• _Given problem_
In the listing below, find every line with the string "papers" and pull it out.

--- Stored data ---

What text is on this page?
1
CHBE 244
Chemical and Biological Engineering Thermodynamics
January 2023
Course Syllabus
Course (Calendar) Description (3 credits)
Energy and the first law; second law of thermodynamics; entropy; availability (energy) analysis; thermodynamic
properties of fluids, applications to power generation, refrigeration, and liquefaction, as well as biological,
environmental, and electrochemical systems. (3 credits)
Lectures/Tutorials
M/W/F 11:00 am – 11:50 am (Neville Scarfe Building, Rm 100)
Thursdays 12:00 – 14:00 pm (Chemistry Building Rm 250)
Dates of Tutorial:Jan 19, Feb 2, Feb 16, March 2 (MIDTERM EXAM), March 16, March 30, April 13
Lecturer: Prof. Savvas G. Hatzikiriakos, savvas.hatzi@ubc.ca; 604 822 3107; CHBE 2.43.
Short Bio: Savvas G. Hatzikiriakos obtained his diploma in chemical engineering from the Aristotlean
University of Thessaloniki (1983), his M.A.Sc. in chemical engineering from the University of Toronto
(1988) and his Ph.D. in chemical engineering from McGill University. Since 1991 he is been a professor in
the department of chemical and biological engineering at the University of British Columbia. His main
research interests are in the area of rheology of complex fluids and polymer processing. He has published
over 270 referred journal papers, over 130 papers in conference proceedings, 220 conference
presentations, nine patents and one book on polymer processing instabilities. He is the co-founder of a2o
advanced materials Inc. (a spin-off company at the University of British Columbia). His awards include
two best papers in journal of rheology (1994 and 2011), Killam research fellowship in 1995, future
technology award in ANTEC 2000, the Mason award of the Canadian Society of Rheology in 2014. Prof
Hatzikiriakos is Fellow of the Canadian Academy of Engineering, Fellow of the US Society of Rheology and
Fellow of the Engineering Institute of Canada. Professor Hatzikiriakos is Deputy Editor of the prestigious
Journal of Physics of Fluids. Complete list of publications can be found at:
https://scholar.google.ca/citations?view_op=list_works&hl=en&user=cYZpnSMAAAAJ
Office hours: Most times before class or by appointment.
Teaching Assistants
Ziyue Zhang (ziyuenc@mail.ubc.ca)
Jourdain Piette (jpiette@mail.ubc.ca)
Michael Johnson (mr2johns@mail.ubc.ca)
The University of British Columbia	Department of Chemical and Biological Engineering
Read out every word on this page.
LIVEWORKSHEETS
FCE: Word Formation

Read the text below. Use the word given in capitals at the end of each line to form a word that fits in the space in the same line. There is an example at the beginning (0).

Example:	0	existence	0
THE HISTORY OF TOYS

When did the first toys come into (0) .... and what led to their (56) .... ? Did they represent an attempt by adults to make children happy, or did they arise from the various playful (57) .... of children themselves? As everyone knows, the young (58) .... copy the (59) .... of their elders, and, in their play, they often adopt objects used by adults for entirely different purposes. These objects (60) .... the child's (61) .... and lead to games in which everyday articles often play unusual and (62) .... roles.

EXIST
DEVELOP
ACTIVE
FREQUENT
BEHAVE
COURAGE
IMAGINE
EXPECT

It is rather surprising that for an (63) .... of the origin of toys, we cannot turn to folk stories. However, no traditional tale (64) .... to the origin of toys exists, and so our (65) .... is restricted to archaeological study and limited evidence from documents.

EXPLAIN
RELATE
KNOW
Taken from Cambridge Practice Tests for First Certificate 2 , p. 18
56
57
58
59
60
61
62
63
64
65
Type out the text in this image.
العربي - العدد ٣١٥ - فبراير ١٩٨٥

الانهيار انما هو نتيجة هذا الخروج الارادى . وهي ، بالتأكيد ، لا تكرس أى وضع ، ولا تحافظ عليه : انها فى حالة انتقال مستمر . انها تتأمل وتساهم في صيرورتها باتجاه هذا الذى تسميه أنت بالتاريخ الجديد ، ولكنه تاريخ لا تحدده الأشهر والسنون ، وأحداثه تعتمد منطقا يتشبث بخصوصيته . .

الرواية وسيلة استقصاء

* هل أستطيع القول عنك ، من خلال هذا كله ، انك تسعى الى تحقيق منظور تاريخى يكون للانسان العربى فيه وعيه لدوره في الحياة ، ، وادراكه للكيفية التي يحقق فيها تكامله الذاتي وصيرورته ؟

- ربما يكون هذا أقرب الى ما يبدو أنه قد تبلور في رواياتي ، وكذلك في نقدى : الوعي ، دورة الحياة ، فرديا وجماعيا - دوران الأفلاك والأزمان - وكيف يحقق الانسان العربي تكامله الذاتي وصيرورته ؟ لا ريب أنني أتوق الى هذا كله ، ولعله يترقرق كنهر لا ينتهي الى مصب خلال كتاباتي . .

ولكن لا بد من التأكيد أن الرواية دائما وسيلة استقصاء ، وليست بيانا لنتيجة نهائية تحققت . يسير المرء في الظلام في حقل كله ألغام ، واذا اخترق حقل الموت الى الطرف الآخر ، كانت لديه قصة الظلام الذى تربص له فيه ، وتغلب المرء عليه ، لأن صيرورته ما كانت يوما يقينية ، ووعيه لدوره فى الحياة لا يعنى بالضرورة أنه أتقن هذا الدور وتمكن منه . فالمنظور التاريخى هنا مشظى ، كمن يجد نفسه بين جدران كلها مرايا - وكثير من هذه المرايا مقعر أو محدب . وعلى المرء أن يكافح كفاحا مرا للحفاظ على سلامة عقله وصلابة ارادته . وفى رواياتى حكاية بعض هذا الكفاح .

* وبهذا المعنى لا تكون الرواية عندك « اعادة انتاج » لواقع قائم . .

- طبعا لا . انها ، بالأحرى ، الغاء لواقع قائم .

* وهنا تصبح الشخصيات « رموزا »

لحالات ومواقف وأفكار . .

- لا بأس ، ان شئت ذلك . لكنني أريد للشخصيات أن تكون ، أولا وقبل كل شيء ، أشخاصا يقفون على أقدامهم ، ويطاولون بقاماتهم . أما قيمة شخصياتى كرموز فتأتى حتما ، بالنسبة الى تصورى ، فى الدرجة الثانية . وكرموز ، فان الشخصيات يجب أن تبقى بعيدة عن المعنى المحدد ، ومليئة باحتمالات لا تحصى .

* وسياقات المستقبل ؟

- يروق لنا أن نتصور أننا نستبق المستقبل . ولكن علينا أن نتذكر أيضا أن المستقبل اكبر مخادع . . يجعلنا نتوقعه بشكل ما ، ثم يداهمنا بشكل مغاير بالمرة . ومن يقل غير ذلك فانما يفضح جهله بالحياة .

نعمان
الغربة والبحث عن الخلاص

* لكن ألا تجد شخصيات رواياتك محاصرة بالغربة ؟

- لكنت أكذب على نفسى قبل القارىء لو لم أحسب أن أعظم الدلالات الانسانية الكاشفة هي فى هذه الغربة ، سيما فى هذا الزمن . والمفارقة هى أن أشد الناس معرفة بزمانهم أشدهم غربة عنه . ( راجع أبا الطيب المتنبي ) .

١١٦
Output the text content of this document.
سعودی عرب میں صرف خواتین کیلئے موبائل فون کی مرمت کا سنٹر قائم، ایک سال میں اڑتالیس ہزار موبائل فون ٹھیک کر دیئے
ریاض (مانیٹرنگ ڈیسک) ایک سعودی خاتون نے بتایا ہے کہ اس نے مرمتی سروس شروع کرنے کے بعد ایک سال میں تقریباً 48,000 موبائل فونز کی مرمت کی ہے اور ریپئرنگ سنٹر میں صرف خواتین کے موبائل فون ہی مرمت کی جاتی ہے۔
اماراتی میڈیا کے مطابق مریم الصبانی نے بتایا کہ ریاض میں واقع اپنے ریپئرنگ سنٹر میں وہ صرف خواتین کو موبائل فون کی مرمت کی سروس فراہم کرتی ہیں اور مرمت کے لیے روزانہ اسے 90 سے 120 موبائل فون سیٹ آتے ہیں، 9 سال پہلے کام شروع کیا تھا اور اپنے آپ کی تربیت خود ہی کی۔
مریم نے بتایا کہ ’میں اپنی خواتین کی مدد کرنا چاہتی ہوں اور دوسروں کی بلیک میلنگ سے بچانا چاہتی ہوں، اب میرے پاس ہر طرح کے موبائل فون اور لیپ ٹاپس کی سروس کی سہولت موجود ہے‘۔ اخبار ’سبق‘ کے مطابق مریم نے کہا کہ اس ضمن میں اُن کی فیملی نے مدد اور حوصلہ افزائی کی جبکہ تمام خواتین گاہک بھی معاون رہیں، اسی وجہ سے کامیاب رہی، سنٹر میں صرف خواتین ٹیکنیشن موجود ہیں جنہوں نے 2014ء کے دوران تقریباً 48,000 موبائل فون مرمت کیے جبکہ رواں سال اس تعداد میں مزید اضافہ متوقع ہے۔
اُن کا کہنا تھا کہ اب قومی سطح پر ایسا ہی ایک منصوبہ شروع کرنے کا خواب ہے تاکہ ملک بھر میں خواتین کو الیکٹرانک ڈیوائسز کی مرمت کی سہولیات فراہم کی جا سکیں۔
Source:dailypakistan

---

• _Response for this exercise_
over 270 referred journal papers, over 130 papers in conference proceedings, 220 conference
two best papers in journal of rheology (1994 and 2011), Killam research fellowship in 1995, future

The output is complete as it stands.